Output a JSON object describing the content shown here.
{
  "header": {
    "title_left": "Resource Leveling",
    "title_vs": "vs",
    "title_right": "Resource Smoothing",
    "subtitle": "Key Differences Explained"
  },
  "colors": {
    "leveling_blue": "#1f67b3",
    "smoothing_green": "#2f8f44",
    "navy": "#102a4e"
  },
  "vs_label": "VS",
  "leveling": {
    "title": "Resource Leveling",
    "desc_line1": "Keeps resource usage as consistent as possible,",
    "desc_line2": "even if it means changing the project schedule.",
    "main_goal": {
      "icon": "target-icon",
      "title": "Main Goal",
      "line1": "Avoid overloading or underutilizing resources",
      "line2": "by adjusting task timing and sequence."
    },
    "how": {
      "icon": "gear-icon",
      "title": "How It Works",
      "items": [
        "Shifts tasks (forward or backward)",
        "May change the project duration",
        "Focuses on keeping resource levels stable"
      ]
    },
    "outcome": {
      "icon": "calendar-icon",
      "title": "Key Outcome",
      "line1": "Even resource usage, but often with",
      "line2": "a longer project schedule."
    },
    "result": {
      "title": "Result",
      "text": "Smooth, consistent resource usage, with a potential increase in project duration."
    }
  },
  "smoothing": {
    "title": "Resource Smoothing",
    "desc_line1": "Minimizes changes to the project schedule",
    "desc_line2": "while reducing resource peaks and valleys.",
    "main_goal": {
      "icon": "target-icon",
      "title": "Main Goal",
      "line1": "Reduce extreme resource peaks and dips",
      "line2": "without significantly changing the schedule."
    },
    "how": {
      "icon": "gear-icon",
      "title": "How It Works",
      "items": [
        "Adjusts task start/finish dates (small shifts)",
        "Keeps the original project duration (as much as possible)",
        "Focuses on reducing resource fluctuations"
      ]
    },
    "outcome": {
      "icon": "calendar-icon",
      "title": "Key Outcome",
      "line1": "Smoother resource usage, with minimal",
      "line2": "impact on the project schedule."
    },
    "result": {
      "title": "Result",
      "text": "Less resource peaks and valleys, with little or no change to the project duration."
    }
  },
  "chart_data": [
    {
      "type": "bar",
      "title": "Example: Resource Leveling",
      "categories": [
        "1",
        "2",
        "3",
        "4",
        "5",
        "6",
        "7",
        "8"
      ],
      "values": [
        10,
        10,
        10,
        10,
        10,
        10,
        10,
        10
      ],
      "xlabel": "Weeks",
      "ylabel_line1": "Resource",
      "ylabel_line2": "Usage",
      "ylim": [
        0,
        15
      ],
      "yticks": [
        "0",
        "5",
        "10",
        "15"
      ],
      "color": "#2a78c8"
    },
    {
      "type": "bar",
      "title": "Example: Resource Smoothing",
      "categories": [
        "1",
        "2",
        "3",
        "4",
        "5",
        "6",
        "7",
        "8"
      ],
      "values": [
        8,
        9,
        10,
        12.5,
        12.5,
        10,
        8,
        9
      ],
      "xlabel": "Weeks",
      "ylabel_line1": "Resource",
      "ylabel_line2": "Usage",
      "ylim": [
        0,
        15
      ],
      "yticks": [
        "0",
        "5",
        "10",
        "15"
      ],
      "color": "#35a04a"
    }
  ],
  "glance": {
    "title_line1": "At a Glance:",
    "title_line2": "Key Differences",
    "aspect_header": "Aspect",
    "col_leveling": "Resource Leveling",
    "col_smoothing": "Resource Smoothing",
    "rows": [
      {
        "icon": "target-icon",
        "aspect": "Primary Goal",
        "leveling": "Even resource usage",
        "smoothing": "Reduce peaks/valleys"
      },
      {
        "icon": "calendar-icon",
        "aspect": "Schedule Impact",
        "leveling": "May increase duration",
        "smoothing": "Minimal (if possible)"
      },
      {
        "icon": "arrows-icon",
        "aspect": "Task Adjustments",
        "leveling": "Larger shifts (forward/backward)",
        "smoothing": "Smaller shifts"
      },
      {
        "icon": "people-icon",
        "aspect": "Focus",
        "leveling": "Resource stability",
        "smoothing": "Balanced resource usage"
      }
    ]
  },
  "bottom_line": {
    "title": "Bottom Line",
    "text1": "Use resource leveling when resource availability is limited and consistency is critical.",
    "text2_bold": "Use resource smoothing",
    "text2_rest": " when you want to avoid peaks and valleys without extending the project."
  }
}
--
Your instructions> Reproduce the material verbatim, line by line.

Correct answer>
Output a JSON object describing the content shown here.
{
  "header": {
    "title_left": "Resource Leveling",
    "title_vs": "vs",
    "title_right": "Resource Smoothing",
    "subtitle": "Key Differences Explained"
  },
  "colors": {
    "leveling_blue": "#1f67b3",
    "smoothing_green": "#2f8f44",
    "navy": "#102a4e"
  },
  "vs_label": "VS",
  "leveling": {
    "title": "Resource Leveling",
    "desc_line1": "Keeps resource usage as consistent as possible,",
    "desc_line2": "even if it means changing the project schedule.",
    "main_goal": {
      "icon": "target-icon",
      "title": "Main Goal",
      "line1": "Avoid overloading or underutilizing resources",
      "line2": "by adjusting task timing and sequence."
    },
    "how": {
      "icon": "gear-icon",
      "title": "How It Works",
      "items": [
        "Shifts tasks (forward or backward)",
        "May change the project duration",
        "Focuses on keeping resource levels stable"
      ]
    },
    "outcome": {
      "icon": "calendar-icon",
      "title": "Key Outcome",
      "line1": "Even resource usage, but often with",
      "line2": "a longer project schedule."
    },
    "result": {
      "title": "Result",
      "text": "Smooth, consistent resource usage, with a potential increase in project duration."
    }
  },
  "smoothing": {
    "title": "Resource Smoothing",
    "desc_line1": "Minimizes changes to the project schedule",
    "desc_line2": "while reducing resource peaks and valleys.",
    "main_goal": {
      "icon": "target-icon",
      "title": "Main Goal",
      "line1": "Reduce extreme resource peaks and dips",
      "line2": "without significantly changing the schedule."
    },
    "how": {
      "icon": "gear-icon",
      "title": "How It Works",
      "items": [
        "Adjusts task start/finish dates (small shifts)",
        "Keeps the original project duration (as much as possible)",
        "Focuses on reducing resource fluctuations"
      ]
    },
    "outcome": {
      "icon": "calendar-icon",
      "title": "Key Outcome",
      "line1": "Smoother resource usage, with minimal",
      "line2": "impact on the project schedule."
    },
    "result": {
      "title": "Result",
      "text": "Less resource peaks and valleys, with little or no change to the project duration."
    }
  },
  "chart_data": [
    {
      "type": "bar",
      "title": "Example: Resource Leveling",
      "categories": [
        "1",
        "2",
        "3",
        "4",
        "5",
        "6",
        "7",
        "8"
      ],
      "values": [
        10,
        10,
        10,
        10,
        10,
        10,
        10,
        10
      ],
      "xlabel": "Weeks",
      "ylabel_line1": "Resource",
      "ylabel_line2": "Usage",
      "ylim": [
        0,
        15
      ],
      "yticks": [
        "0",
        "5",
        "10",
        "15"
      ],
      "color": "#2a78c8"
    },
    {
      "type": "bar",
      "title": "Example: Resource Smoothing",
      "categories": [
        "1",
        "2",
        "3",
        "4",
        "5",
        "6",
        "7",
        "8"
      ],
      "values": [
        8,
        9,
        10,
        12.5,
        12.5,
        10,
        8,
        9
      ],
      "xlabel": "Weeks",
      "ylabel_line1": "Resource",
      "ylabel_line2": "Usage",
      "ylim": [
        0,
        15
      ],
      "yticks": [
        "0",
        "5",
        "10",
        "15"
      ],
      "color": "#35a04a"
    }
  ],
  "glance": {
    "title_line1": "At a Glance:",
    "title_line2": "Key Differences",
    "aspect_header": "Aspect",
    "col_leveling": "Resource Leveling",
    "col_smoothing": "Resource Smoothing",
    "rows": [
      {
        "icon": "target-icon",
        "aspect": "Primary Goal",
        "leveling": "Even resource usage",
        "smoothing": "Reduce peaks/valleys"
      },
      {
        "icon": "calendar-icon",
        "aspect": "Schedule Impact",
        "leveling": "May increase duration",
        "smoothing": "Minimal (if possible)"
      },
      {
        "icon": "arrows-icon",
        "aspect": "Task Adjustments",
        "leveling": "Larger shifts (forward/backward)",
        "smoothing": "Smaller shifts"
      },
      {
        "icon": "people-icon",
        "aspect": "Focus",
        "leveling": "Resource stability",
        "smoothing": "Balanced resource usage"
      }
    ]
  },
  "bottom_line": {
    "title": "Bottom Line",
    "text1": "Use resource leveling when resource availability is limited and consistency is critical.",
    "text2_bold": "Use resource smoothing",
    "text2_rest": " when you want to avoid peaks and valleys without extending the project."
  }
}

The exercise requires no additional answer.